◆ **WHAT THE TASK ASKS**
Count the lines below that contain the word "message", and reply with only that number.

start ENTRIES SHOWN

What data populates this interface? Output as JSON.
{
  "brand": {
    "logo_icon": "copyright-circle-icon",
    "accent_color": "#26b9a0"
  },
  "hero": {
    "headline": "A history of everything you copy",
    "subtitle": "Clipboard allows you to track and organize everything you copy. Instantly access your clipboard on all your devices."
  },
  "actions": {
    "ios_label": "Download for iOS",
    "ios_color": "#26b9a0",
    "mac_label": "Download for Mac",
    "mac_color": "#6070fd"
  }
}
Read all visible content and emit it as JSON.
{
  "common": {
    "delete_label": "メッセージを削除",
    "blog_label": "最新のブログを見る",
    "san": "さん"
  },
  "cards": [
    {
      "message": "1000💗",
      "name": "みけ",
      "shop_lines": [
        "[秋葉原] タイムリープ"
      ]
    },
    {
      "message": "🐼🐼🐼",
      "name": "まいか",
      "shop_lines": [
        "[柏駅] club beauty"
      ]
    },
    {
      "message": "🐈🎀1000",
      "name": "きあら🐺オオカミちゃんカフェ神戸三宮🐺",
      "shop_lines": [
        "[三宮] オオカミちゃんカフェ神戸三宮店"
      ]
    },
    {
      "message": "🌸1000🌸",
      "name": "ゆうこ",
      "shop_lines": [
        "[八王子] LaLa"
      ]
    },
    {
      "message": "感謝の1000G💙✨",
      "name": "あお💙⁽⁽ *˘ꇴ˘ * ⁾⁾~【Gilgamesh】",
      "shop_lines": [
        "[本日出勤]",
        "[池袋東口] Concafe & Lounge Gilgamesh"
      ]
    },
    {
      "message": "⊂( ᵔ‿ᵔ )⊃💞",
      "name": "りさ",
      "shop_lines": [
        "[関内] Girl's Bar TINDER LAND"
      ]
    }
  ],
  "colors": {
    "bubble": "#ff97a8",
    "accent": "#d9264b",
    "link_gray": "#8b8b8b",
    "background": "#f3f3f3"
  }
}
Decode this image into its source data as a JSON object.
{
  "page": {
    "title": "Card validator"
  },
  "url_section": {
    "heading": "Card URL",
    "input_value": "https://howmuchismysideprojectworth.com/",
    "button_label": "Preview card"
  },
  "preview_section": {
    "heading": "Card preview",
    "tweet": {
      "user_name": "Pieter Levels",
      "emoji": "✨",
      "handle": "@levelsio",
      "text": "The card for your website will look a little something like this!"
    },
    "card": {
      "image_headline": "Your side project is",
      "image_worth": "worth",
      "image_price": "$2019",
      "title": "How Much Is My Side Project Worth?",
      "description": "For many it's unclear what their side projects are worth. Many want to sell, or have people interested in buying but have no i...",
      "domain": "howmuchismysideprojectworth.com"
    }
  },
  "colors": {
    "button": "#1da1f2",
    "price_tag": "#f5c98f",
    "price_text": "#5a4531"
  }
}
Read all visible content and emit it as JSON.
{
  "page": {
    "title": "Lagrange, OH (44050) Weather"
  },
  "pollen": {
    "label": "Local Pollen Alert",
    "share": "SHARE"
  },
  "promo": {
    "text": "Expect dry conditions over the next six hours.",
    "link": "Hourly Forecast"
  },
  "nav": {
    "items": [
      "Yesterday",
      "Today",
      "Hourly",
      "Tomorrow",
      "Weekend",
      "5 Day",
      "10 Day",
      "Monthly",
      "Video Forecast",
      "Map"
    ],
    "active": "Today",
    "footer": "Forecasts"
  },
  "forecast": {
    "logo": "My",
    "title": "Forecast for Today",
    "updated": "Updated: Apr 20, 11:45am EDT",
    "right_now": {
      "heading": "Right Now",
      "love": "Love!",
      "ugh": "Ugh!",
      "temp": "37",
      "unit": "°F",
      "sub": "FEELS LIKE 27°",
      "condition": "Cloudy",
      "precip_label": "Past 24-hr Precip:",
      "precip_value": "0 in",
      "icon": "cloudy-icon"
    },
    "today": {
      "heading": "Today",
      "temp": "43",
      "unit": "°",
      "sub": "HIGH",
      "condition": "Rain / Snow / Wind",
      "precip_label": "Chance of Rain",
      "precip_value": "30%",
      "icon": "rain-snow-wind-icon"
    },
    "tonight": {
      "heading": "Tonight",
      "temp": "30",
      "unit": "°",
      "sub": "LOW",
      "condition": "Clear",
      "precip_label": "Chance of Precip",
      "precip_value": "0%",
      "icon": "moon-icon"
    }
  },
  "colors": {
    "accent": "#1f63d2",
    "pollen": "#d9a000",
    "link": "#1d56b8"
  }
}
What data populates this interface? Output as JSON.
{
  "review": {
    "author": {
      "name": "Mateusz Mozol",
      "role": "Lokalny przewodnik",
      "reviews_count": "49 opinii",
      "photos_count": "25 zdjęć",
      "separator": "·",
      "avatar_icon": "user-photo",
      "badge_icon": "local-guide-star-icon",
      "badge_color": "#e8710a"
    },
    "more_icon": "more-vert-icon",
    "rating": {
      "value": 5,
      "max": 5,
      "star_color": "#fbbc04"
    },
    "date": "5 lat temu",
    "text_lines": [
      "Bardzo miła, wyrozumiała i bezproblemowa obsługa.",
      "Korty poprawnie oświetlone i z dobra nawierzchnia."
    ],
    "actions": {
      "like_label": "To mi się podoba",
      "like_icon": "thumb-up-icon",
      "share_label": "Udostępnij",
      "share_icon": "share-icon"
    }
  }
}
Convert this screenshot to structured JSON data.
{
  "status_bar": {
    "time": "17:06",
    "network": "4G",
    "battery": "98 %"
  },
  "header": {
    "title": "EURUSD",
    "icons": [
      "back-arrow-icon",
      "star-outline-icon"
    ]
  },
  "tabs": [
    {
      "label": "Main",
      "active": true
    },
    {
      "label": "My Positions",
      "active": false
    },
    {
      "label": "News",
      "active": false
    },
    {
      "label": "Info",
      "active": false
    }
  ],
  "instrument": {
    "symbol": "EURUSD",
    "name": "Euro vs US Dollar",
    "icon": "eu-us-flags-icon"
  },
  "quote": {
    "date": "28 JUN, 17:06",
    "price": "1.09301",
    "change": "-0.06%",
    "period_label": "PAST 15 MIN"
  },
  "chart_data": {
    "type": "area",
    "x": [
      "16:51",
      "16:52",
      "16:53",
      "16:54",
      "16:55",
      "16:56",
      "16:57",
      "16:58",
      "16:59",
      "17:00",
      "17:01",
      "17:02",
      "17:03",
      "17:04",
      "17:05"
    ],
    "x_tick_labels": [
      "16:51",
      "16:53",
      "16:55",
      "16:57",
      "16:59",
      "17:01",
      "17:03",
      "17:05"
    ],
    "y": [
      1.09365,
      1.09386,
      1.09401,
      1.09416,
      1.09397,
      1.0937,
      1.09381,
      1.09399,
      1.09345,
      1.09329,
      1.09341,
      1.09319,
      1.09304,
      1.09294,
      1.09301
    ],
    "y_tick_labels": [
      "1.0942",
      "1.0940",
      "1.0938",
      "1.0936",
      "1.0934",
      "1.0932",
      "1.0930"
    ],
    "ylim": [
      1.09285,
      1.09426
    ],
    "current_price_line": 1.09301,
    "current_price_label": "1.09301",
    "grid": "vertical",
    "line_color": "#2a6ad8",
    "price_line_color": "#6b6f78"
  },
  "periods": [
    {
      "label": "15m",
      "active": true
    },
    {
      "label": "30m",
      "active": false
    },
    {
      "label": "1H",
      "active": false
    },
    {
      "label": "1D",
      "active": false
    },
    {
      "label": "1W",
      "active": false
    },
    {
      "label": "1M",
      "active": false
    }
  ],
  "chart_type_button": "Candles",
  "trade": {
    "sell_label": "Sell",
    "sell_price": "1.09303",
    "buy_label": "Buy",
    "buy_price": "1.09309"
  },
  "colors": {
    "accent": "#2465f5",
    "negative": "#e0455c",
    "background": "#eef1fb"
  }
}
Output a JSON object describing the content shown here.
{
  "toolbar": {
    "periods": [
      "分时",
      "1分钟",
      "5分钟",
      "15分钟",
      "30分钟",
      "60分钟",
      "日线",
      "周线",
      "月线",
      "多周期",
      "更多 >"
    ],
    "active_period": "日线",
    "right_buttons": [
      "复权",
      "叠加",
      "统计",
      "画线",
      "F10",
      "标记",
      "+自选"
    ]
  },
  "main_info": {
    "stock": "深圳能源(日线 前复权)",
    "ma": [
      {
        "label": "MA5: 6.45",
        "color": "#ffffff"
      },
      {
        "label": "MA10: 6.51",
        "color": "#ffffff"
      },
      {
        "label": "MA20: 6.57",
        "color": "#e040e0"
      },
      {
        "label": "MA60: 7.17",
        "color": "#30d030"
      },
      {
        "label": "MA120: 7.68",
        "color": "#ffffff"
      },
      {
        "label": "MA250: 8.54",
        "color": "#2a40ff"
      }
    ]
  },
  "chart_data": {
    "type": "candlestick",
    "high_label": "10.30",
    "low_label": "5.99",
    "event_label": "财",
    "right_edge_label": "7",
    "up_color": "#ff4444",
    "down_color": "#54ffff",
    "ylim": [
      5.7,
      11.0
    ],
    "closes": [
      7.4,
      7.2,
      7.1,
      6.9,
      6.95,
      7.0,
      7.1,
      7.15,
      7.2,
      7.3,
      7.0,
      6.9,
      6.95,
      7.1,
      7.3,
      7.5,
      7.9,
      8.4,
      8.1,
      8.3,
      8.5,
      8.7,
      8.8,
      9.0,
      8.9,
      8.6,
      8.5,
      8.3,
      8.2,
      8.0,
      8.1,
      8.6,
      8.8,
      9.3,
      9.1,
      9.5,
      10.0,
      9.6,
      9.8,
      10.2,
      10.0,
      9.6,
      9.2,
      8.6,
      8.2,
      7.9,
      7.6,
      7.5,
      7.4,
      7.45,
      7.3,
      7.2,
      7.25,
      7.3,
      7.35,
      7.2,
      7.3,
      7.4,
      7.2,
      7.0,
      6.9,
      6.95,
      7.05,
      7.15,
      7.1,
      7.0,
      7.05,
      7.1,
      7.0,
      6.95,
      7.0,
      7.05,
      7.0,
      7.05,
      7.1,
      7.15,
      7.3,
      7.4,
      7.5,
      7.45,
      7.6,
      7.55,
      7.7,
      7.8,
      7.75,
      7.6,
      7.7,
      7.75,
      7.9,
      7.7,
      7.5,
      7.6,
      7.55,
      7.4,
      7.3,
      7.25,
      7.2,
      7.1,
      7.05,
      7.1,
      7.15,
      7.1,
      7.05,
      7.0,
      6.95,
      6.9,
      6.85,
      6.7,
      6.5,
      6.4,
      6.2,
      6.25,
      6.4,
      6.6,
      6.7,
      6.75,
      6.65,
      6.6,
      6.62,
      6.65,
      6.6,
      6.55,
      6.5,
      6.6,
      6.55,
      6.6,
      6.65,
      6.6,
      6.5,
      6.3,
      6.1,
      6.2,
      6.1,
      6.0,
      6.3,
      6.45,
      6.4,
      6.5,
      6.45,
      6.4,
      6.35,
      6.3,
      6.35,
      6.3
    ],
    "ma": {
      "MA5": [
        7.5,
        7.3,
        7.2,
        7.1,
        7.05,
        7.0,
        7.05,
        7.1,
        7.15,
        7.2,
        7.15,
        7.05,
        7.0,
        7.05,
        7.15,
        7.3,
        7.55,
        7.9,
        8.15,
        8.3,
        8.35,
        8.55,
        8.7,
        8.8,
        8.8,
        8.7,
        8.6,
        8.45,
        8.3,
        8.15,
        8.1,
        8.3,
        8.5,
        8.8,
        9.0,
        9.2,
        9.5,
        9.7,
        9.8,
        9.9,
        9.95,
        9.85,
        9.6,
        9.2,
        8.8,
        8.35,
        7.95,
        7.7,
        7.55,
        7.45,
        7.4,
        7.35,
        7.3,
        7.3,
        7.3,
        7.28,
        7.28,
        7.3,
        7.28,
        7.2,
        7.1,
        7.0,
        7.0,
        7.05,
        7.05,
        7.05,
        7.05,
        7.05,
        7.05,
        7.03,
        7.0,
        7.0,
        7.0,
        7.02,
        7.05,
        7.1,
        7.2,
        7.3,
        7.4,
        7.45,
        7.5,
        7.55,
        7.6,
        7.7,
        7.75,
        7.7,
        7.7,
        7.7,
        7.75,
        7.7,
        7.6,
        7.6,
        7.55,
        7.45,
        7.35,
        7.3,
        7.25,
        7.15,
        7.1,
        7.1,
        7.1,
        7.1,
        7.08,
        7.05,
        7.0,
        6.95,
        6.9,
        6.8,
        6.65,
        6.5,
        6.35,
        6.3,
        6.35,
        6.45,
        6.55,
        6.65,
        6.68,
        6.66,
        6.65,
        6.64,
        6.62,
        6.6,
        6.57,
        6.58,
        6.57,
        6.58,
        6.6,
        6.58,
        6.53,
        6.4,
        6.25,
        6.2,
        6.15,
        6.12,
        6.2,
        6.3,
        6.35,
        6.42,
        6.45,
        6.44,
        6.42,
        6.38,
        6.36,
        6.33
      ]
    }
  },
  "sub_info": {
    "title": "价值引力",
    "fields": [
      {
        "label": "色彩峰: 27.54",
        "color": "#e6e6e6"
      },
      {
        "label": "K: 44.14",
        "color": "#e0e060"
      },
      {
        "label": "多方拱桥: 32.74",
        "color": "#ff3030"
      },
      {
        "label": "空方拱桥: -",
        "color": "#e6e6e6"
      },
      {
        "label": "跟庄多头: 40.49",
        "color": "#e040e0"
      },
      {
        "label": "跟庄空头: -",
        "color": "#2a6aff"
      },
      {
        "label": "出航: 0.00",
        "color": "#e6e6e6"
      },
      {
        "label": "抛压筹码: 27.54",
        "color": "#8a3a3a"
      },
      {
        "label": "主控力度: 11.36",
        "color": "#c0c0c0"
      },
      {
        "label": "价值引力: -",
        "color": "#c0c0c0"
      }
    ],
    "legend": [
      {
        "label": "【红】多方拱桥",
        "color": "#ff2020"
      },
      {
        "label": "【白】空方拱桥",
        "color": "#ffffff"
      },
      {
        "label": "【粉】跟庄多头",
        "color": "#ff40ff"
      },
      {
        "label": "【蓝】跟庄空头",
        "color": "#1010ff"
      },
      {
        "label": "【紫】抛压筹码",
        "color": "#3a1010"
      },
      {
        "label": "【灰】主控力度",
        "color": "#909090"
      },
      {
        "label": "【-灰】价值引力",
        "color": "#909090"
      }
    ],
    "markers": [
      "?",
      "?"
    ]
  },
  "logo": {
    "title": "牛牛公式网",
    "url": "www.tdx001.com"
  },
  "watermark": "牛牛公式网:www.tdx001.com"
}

end ENTRIES SHOWN

◆ **RESULT BELOW**
6